# What you will do
A word-for-word copy of the whole listing is required.

☆ ☆ ☆ ☆ ☆

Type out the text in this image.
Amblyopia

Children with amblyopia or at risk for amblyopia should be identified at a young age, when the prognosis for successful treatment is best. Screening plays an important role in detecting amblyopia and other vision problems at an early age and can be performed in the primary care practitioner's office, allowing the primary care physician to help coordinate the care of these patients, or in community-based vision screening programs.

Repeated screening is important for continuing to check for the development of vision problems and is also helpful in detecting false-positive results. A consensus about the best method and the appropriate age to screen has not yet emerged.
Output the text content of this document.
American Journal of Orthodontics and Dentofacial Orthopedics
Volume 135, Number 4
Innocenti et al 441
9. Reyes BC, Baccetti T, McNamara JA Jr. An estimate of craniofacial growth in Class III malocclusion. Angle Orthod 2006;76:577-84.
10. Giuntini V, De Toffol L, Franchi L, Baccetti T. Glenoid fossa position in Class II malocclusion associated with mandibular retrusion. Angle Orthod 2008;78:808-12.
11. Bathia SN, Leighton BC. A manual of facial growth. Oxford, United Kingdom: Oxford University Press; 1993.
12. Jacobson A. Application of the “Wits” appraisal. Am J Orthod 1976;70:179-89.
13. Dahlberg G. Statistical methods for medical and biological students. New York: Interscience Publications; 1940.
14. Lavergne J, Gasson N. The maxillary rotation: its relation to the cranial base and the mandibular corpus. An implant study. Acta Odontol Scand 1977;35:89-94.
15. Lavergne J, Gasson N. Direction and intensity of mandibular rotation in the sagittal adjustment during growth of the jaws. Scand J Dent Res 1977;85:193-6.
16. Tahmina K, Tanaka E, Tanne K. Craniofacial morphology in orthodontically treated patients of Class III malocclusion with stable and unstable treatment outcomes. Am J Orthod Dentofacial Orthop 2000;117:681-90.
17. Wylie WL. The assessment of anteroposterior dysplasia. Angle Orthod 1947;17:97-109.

☆ ☆ ☆ ☆ ☆

# Written reply
Type out the text in this image.
Amblyopia

Children with amblyopia or at risk for amblyopia should be identified at a young age, when the prognosis for successful treatment is best. Screening plays an important role in detecting amblyopia and other vision problems at an early age and can be performed in the primary care practitioner's office, allowing the primary care physician to help coordinate the care of these patients, or in community-based vision screening programs.

Repeated screening is important for continuing to check for the development of vision problems and is also helpful in detecting false-positive results. A consensus about the best method and the appropriate age to screen has not yet emerged.
Output the text content of this document.
American Journal of Orthodontics and Dentofacial Orthopedics
Volume 135, Number 4
Innocenti et al 441
9. Reyes BC, Baccetti T, McNamara JA Jr. An estimate of craniofacial growth in Class III malocclusion. Angle Orthod 2006;76:577-84.
10. Giuntini V, De Toffol L, Franchi L, Baccetti T. Glenoid fossa position in Class II malocclusion associated with mandibular retrusion. Angle Orthod 2008;78:808-12.
11. Bathia SN, Leighton BC. A manual of facial growth. Oxford, United Kingdom: Oxford University Press; 1993.
12. Jacobson A. Application of the “Wits” appraisal. Am J Orthod 1976;70:179-89.
13. Dahlberg G. Statistical methods for medical and biological students. New York: Interscience Publications; 1940.
14. Lavergne J, Gasson N. The maxillary rotation: its relation to the cranial base and the mandibular corpus. An implant study. Acta Odontol Scand 1977;35:89-94.
15. Lavergne J, Gasson N. Direction and intensity of mandibular rotation in the sagittal adjustment during growth of the jaws. Scand J Dent Res 1977;85:193-6.
16. Tahmina K, Tanaka E, Tanne K. Craniofacial morphology in orthodontically treated patients of Class III malocclusion with stable and unstable treatment outcomes. Am J Orthod Dentofacial Orthop 2000;117:681-90.
17. Wylie WL. The assessment of anteroposterior dysplasia. Angle Orthod 1947;17:97-109.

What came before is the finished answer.